Items listed in a dataset
--- --- ---

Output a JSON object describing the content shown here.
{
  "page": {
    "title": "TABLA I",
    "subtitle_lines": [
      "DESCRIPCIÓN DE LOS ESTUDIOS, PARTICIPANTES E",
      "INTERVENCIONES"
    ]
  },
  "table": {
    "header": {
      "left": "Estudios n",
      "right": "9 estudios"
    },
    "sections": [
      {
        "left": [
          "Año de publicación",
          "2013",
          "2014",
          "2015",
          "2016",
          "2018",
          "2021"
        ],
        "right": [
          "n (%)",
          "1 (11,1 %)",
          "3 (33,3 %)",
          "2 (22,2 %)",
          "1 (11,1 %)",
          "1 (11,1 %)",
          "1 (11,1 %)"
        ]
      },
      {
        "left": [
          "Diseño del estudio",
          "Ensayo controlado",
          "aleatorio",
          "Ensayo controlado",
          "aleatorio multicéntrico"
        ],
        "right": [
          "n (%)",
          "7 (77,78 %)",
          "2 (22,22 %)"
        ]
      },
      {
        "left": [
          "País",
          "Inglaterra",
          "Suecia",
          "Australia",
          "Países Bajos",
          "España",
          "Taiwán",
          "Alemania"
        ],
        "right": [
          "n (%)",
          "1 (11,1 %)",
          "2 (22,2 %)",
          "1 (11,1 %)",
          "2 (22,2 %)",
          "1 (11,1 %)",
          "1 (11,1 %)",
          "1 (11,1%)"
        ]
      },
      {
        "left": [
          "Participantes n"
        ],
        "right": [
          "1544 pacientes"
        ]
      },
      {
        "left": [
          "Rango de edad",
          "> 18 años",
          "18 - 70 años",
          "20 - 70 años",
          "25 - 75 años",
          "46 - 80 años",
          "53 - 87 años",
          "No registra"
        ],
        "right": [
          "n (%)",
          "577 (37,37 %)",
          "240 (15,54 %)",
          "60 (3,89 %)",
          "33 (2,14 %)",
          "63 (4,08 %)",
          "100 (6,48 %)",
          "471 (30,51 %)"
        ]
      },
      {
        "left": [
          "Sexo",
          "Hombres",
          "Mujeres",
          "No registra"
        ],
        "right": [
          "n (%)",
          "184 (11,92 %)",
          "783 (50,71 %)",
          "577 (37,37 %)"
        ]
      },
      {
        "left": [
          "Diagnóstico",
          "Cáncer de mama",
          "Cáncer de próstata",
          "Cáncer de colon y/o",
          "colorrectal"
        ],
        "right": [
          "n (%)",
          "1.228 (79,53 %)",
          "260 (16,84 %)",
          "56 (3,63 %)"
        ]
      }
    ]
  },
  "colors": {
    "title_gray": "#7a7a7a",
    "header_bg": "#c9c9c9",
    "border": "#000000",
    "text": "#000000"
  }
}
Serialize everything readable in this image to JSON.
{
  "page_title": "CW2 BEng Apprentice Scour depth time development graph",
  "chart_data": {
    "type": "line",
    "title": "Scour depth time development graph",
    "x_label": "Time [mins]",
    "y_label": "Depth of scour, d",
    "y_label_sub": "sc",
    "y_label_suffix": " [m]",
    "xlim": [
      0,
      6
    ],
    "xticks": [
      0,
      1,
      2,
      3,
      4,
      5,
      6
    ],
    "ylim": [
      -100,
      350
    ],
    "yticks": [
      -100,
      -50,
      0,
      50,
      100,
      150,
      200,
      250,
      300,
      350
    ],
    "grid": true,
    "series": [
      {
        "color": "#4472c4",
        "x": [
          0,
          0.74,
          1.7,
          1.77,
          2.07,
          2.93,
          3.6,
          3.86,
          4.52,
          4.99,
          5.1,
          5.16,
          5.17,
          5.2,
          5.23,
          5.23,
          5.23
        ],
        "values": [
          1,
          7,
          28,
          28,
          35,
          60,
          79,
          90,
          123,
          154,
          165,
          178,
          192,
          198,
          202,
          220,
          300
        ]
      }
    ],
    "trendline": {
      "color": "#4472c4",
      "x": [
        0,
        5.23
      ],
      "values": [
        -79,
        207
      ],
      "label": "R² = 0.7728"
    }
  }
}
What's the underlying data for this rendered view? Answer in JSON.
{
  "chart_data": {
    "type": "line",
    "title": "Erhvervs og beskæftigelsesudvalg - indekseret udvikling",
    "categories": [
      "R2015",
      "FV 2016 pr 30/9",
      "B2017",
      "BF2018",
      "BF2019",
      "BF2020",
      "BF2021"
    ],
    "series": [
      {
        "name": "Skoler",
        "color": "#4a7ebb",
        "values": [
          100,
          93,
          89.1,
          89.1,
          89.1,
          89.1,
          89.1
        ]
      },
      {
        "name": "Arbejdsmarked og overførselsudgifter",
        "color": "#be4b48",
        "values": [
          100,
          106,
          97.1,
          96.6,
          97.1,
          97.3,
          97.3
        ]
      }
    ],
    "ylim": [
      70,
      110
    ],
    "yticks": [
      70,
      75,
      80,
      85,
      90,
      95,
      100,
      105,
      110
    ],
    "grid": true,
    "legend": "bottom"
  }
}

--- --- ---

→ DIRECTIVE
Take the entries above and transcribe them exactly.

→ WRITTEN RESPONSE
Output a JSON object describing the content shown here.
{
  "page": {
    "title": "TABLA I",
    "subtitle_lines": [
      "DESCRIPCIÓN DE LOS ESTUDIOS, PARTICIPANTES E",
      "INTERVENCIONES"
    ]
  },
  "table": {
    "header": {
      "left": "Estudios n",
      "right": "9 estudios"
    },
    "sections": [
      {
        "left": [
          "Año de publicación",
          "2013",
          "2014",
          "2015",
          "2016",
          "2018",
          "2021"
        ],
        "right": [
          "n (%)",
          "1 (11,1 %)",
          "3 (33,3 %)",
          "2 (22,2 %)",
          "1 (11,1 %)",
          "1 (11,1 %)",
          "1 (11,1 %)"
        ]
      },
      {
        "left": [
          "Diseño del estudio",
          "Ensayo controlado",
          "aleatorio",
          "Ensayo controlado",
          "aleatorio multicéntrico"
        ],
        "right": [
          "n (%)",
          "7 (77,78 %)",
          "2 (22,22 %)"
        ]
      },
      {
        "left": [
          "País",
          "Inglaterra",
          "Suecia",
          "Australia",
          "Países Bajos",
          "España",
          "Taiwán",
          "Alemania"
        ],
        "right": [
          "n (%)",
          "1 (11,1 %)",
          "2 (22,2 %)",
          "1 (11,1 %)",
          "2 (22,2 %)",
          "1 (11,1 %)",
          "1 (11,1 %)",
          "1 (11,1%)"
        ]
      },
      {
        "left": [
          "Participantes n"
        ],
        "right": [
          "1544 pacientes"
        ]
      },
      {
        "left": [
          "Rango de edad",
          "> 18 años",
          "18 - 70 años",
          "20 - 70 años",
          "25 - 75 años",
          "46 - 80 años",
          "53 - 87 años",
          "No registra"
        ],
        "right": [
          "n (%)",
          "577 (37,37 %)",
          "240 (15,54 %)",
          "60 (3,89 %)",
          "33 (2,14 %)",
          "63 (4,08 %)",
          "100 (6,48 %)",
          "471 (30,51 %)"
        ]
      },
      {
        "left": [
          "Sexo",
          "Hombres",
          "Mujeres",
          "No registra"
        ],
        "right": [
          "n (%)",
          "184 (11,92 %)",
          "783 (50,71 %)",
          "577 (37,37 %)"
        ]
      },
      {
        "left": [
          "Diagnóstico",
          "Cáncer de mama",
          "Cáncer de próstata",
          "Cáncer de colon y/o",
          "colorrectal"
        ],
        "right": [
          "n (%)",
          "1.228 (79,53 %)",
          "260 (16,84 %)",
          "56 (3,63 %)"
        ]
      }
    ]
  },
  "colors": {
    "title_gray": "#7a7a7a",
    "header_bg": "#c9c9c9",
    "border": "#000000",
    "text": "#000000"
  }
}
Serialize everything readable in this image to JSON.
{
  "page_title": "CW2 BEng Apprentice Scour depth time development graph",
  "chart_data": {
    "type": "line",
    "title": "Scour depth time development graph",
    "x_label": "Time [mins]",
    "y_label": "Depth of scour, d",
    "y_label_sub": "sc",
    "y_label_suffix": " [m]",
    "xlim": [
      0,
      6
    ],
    "xticks": [
      0,
      1,
      2,
      3,
      4,
      5,
      6
    ],
    "ylim": [
      -100,
      350
    ],
    "yticks": [
      -100,
      -50,
      0,
      50,
      100,
      150,
      200,
      250,
      300,
      350
    ],
    "grid": true,
    "series": [
      {
        "color": "#4472c4",
        "x": [
          0,
          0.74,
          1.7,
          1.77,
          2.07,
          2.93,
          3.6,
          3.86,
          4.52,
          4.99,
          5.1,
          5.16,
          5.17,
          5.2,
          5.23,
          5.23,
          5.23
        ],
        "values": [
          1,
          7,
          28,
          28,
          35,
          60,
          79,
          90,
          123,
          154,
          165,
          178,
          192,
          198,
          202,
          220,
          300
        ]
      }
    ],
    "trendline": {
      "color": "#4472c4",
      "x": [
        0,
        5.23
      ],
      "values": [
        -79,
        207
      ],
      "label": "R² = 0.7728"
    }
  }
}
What's the underlying data for this rendered view? Answer in JSON.
{
  "chart_data": {
    "type": "line",
    "title": "Erhvervs og beskæftigelsesudvalg - indekseret udvikling",
    "categories": [
      "R2015",
      "FV 2016 pr 30/9",
      "B2017",
      "BF2018",
      "BF2019",
      "BF2020",
      "BF2021"
    ],
    "series": [
      {
        "name": "Skoler",
        "color": "#4a7ebb",
        "values": [
          100,
          93,
          89.1,
          89.1,
          89.1,
          89.1,
          89.1
        ]
      },
      {
        "name": "Arbejdsmarked og overførselsudgifter",
        "color": "#be4b48",
        "values": [
          100,
          106,
          97.1,
          96.6,
          97.1,
          97.3,
          97.3
        ]
      }
    ],
    "ylim": [
      70,
      110
    ],
    "yticks": [
      70,
      75,
      80,
      85,
      90,
      95,
      100,
      105,
      110
    ],
    "grid": true,
    "legend": "bottom"
  }
}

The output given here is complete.